Search the data for the string "date" and extract every line where it appears.

-- Start --

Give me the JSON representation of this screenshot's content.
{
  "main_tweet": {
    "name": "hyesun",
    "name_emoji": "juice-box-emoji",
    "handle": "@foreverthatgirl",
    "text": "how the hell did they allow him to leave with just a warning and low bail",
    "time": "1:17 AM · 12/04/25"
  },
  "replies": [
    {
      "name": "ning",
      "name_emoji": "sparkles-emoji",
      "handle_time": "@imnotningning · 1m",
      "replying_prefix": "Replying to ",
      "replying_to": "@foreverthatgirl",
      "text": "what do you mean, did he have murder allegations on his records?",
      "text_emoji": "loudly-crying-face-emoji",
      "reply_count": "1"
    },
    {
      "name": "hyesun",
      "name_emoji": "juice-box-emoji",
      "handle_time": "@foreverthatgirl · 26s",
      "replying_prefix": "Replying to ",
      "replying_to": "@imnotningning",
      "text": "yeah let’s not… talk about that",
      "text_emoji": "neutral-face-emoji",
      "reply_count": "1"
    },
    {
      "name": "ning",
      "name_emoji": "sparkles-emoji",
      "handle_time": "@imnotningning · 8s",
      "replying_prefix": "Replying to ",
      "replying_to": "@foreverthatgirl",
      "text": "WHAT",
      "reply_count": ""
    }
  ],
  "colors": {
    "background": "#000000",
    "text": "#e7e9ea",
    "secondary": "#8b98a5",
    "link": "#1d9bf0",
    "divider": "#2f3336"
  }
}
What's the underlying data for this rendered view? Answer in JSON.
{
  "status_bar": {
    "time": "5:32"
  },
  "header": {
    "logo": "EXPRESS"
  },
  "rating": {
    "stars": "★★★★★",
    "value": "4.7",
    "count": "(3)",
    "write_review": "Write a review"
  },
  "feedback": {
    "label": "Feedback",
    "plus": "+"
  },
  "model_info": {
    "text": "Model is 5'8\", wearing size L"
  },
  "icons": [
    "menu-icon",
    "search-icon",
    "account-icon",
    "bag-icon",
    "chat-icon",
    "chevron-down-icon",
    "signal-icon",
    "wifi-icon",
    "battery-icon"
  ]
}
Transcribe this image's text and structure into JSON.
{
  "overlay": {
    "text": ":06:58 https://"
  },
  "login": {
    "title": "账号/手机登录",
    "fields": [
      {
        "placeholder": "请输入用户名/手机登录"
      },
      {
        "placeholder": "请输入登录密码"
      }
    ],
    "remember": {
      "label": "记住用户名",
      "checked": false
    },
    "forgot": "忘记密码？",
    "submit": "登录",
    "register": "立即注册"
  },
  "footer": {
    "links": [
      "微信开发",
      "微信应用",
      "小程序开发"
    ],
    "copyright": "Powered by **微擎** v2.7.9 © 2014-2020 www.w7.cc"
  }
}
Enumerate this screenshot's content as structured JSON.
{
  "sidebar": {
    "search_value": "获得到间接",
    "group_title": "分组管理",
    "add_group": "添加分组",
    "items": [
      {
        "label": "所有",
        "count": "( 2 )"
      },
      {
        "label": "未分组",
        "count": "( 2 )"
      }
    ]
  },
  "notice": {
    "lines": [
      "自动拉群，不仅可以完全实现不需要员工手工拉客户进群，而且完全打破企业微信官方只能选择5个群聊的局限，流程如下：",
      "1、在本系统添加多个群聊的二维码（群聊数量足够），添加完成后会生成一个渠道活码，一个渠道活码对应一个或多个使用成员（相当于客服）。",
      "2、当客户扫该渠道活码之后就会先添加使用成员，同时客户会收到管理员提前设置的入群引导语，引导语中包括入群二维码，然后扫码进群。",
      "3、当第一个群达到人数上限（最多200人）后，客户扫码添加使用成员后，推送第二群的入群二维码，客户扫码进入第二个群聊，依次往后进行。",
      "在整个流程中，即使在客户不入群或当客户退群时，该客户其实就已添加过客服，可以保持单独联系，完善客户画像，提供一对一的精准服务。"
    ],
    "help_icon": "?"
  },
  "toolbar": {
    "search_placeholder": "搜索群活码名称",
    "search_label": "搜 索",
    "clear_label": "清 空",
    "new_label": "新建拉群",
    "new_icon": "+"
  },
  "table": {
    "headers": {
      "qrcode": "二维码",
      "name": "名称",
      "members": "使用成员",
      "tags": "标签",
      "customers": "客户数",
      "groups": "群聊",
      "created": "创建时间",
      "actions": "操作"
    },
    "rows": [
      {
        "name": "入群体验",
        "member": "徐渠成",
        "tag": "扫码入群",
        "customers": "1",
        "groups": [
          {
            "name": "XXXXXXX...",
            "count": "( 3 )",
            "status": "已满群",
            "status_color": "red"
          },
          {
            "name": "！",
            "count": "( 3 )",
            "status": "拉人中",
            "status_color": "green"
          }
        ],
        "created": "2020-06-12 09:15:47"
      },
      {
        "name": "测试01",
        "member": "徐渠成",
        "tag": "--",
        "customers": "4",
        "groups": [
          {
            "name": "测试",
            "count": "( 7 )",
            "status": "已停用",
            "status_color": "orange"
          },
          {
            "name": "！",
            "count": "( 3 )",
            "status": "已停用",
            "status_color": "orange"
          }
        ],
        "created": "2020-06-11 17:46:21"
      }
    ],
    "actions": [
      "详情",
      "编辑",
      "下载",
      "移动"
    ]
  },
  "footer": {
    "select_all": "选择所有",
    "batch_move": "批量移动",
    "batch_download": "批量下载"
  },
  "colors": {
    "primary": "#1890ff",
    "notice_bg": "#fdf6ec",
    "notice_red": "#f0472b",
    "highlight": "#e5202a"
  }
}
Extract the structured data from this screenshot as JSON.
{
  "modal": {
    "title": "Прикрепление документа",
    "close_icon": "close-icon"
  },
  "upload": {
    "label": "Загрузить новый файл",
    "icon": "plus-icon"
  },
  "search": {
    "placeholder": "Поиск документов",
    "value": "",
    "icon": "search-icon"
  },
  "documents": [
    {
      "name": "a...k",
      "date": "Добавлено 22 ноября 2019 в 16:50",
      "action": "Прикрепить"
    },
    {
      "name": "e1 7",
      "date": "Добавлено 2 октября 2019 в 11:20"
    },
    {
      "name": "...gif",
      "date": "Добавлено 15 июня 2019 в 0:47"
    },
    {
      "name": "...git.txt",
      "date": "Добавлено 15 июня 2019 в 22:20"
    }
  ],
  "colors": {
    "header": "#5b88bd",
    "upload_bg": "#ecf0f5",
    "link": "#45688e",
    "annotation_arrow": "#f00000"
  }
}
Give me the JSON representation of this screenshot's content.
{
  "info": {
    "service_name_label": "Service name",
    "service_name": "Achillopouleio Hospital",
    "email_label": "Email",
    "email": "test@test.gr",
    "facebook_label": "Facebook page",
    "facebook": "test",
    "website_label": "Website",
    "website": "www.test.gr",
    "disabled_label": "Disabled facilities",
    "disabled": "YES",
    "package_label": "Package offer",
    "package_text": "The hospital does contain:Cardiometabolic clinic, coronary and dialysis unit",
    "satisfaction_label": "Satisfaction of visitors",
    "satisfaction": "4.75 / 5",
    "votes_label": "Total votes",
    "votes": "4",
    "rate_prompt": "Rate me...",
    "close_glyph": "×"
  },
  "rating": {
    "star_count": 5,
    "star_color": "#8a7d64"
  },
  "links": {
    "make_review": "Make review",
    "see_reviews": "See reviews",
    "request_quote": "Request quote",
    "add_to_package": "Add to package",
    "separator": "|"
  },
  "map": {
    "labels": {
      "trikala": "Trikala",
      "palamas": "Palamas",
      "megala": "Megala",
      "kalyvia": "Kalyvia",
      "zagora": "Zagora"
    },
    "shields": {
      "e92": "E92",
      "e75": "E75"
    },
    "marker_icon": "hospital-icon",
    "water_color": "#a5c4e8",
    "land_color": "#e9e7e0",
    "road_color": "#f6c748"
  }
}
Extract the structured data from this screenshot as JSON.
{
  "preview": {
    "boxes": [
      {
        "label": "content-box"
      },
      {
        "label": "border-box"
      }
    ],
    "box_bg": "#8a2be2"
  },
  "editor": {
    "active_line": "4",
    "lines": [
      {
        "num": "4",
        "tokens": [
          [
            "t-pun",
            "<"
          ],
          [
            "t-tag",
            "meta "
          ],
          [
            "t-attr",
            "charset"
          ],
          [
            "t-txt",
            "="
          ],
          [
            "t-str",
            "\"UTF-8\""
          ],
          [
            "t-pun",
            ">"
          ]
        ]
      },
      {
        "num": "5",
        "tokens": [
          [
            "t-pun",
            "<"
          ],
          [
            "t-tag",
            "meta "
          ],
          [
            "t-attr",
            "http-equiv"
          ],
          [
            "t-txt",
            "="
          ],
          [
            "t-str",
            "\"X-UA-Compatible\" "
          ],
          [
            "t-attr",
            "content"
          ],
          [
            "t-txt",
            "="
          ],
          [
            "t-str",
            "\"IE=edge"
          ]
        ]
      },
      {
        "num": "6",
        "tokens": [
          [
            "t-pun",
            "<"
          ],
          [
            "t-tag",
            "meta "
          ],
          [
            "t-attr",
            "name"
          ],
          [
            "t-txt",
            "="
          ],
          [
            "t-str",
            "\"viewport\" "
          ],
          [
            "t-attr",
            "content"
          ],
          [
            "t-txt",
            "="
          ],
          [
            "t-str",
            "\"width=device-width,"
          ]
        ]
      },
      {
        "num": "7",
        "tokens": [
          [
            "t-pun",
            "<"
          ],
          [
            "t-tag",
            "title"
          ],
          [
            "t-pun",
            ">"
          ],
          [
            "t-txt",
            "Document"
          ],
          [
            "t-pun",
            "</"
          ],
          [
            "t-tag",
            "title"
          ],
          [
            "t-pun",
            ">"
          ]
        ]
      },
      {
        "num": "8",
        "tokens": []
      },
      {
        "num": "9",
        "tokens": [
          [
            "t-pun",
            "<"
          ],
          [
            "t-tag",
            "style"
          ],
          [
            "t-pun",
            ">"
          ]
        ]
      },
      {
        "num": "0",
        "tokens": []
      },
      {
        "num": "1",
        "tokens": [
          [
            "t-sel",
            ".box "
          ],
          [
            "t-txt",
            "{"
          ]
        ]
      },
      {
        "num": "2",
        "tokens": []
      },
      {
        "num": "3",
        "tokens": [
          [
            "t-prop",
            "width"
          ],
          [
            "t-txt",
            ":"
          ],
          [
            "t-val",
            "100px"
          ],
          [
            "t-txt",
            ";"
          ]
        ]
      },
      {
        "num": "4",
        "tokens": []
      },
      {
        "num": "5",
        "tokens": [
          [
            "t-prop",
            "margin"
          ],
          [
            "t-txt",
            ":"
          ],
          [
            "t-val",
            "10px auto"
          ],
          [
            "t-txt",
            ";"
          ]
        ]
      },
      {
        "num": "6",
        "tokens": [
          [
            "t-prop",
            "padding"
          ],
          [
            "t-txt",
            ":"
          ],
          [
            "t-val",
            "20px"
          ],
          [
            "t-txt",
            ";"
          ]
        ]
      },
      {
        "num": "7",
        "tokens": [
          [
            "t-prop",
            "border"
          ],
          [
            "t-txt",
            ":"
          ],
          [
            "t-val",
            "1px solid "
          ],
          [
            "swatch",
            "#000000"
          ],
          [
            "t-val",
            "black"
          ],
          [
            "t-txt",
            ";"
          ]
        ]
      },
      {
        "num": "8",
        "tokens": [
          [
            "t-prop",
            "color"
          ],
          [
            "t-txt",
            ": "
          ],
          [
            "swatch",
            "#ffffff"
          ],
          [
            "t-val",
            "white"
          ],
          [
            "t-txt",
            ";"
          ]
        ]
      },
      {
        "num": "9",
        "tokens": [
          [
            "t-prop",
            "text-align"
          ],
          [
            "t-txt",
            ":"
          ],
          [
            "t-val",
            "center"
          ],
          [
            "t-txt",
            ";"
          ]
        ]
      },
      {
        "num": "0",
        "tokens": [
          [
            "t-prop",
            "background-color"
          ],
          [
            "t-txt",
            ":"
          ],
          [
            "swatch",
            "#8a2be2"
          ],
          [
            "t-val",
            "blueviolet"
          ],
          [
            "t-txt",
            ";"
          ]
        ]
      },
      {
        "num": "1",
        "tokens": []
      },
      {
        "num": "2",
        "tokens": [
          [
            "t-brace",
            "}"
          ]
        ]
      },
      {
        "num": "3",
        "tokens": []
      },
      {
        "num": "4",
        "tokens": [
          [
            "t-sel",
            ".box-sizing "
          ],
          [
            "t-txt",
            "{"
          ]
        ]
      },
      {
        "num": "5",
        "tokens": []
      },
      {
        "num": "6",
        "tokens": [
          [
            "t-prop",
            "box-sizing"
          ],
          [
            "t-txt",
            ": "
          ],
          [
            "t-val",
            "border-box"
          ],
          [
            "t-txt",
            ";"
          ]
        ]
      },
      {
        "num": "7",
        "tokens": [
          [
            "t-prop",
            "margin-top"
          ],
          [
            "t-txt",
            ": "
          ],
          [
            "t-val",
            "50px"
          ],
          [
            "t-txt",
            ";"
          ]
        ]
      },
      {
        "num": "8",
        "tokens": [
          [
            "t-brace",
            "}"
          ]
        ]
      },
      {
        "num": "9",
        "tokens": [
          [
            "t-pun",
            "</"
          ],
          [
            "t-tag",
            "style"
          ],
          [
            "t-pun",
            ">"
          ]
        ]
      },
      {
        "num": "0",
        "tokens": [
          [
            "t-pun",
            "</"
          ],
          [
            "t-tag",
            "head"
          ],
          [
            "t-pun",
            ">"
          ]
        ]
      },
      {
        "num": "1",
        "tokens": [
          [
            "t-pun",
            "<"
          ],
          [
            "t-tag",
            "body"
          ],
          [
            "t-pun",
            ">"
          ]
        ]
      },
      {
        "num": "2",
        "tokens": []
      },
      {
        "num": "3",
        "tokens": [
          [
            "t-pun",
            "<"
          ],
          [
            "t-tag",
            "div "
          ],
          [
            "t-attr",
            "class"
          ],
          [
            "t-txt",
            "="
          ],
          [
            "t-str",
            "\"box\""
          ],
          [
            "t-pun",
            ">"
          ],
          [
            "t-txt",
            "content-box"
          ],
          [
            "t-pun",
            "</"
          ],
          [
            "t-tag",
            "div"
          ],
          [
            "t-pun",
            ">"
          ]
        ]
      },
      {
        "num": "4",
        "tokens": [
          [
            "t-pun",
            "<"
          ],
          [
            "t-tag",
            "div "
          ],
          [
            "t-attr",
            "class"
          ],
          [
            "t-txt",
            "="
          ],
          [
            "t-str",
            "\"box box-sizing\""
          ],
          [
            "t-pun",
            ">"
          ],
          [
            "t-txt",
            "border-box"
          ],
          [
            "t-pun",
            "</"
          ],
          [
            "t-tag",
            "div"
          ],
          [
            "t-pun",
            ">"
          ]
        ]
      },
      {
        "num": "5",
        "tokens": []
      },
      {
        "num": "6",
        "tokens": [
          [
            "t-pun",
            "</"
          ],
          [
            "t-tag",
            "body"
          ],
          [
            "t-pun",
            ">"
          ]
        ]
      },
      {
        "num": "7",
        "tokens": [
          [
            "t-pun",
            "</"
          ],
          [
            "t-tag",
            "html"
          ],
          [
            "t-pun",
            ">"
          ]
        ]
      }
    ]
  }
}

-- End --

Right answer:
      "date": "Добавлено 22 ноября 2019 в 16:50",
      "date": "Добавлено 2 октября 2019 в 11:20"
      "date": "Добавлено 15 июня 2019 в 0:47"
      "date": "Добавлено 15 июня 2019 в 22:20"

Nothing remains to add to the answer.